Task prompt — Your task is to repeat all of the material exactly.

Data section —
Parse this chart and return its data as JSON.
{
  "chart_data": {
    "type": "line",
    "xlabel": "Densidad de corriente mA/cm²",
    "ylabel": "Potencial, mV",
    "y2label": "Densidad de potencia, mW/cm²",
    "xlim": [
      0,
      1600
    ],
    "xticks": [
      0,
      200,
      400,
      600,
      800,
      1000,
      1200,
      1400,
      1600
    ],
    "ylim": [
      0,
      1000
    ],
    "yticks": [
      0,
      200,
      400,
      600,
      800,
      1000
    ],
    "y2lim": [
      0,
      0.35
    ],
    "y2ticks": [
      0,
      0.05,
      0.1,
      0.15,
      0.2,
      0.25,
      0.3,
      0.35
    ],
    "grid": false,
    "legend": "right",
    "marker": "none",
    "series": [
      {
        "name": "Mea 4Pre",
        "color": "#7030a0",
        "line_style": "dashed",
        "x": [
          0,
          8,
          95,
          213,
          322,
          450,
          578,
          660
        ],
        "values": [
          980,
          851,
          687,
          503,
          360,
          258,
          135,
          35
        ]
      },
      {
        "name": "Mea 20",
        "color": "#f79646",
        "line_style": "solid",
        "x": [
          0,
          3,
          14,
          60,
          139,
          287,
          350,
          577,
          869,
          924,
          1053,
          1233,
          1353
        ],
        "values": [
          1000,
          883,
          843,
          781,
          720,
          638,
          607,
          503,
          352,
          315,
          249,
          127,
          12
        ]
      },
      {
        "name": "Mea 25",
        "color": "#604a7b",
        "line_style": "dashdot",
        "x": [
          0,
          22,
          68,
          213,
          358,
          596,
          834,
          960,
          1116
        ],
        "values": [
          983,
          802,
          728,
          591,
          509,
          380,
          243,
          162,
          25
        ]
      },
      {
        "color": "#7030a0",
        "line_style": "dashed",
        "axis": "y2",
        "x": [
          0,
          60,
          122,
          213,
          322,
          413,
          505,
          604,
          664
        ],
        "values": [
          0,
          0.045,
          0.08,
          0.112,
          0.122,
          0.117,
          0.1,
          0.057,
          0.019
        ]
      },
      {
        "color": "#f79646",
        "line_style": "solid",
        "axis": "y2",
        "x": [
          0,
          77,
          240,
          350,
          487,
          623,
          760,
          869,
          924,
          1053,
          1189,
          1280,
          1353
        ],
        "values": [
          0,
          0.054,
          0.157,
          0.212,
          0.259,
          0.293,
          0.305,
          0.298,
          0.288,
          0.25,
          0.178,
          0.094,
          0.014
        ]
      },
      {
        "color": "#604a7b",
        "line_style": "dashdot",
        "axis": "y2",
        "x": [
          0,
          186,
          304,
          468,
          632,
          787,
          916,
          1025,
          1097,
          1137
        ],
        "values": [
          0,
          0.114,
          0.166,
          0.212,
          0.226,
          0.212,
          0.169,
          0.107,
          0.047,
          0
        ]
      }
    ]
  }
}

Worked solution —
Parse this chart and return its data as JSON.
{
  "chart_data": {
    "type": "line",
    "xlabel": "Densidad de corriente mA/cm²",
    "ylabel": "Potencial, mV",
    "y2label": "Densidad de potencia, mW/cm²",
    "xlim": [
      0,
      1600
    ],
    "xticks": [
      0,
      200,
      400,
      600,
      800,
      1000,
      1200,
      1400,
      1600
    ],
    "ylim": [
      0,
      1000
    ],
    "yticks": [
      0,
      200,
      400,
      600,
      800,
      1000
    ],
    "y2lim": [
      0,
      0.35
    ],
    "y2ticks": [
      0,
      0.05,
      0.1,
      0.15,
      0.2,
      0.25,
      0.3,
      0.35
    ],
    "grid": false,
    "legend": "right",
    "marker": "none",
    "series": [
      {
        "name": "Mea 4Pre",
        "color": "#7030a0",
        "line_style": "dashed",
        "x": [
          0,
          8,
          95,
          213,
          322,
          450,
          578,
          660
        ],
        "values": [
          980,
          851,
          687,
          503,
          360,
          258,
          135,
          35
        ]
      },
      {
        "name": "Mea 20",
        "color": "#f79646",
        "line_style": "solid",
        "x": [
          0,
          3,
          14,
          60,
          139,
          287,
          350,
          577,
          869,
          924,
          1053,
          1233,
          1353
        ],
        "values": [
          1000,
          883,
          843,
          781,
          720,
          638,
          607,
          503,
          352,
          315,
          249,
          127,
          12
        ]
      },
      {
        "name": "Mea 25",
        "color": "#604a7b",
        "line_style": "dashdot",
        "x": [
          0,
          22,
          68,
          213,
          358,
          596,
          834,
          960,
          1116
        ],
        "values": [
          983,
          802,
          728,
          591,
          509,
          380,
          243,
          162,
          25
        ]
      },
      {
        "color": "#7030a0",
        "line_style": "dashed",
        "axis": "y2",
        "x": [
          0,
          60,
          122,
          213,
          322,
          413,
          505,
          604,
          664
        ],
        "values": [
          0,
          0.045,
          0.08,
          0.112,
          0.122,
          0.117,
          0.1,
          0.057,
          0.019
        ]
      },
      {
        "color": "#f79646",
        "line_style": "solid",
        "axis": "y2",
        "x": [
          0,
          77,
          240,
          350,
          487,
          623,
          760,
          869,
          924,
          1053,
          1189,
          1280,
          1353
        ],
        "values": [
          0,
          0.054,
          0.157,
          0.212,
          0.259,
          0.293,
          0.305,
          0.298,
          0.288,
          0.25,
          0.178,
          0.094,
          0.014
        ]
      },
      {
        "color": "#604a7b",
        "line_style": "dashdot",
        "axis": "y2",
        "x": [
          0,
          186,
          304,
          468,
          632,
          787,
          916,
          1025,
          1097,
          1137
        ],
        "values": [
          0,
          0.114,
          0.166,
          0.212,
          0.226,
          0.212,
          0.169,
          0.107,
          0.047,
          0
        ]
      }
    ]
  }
}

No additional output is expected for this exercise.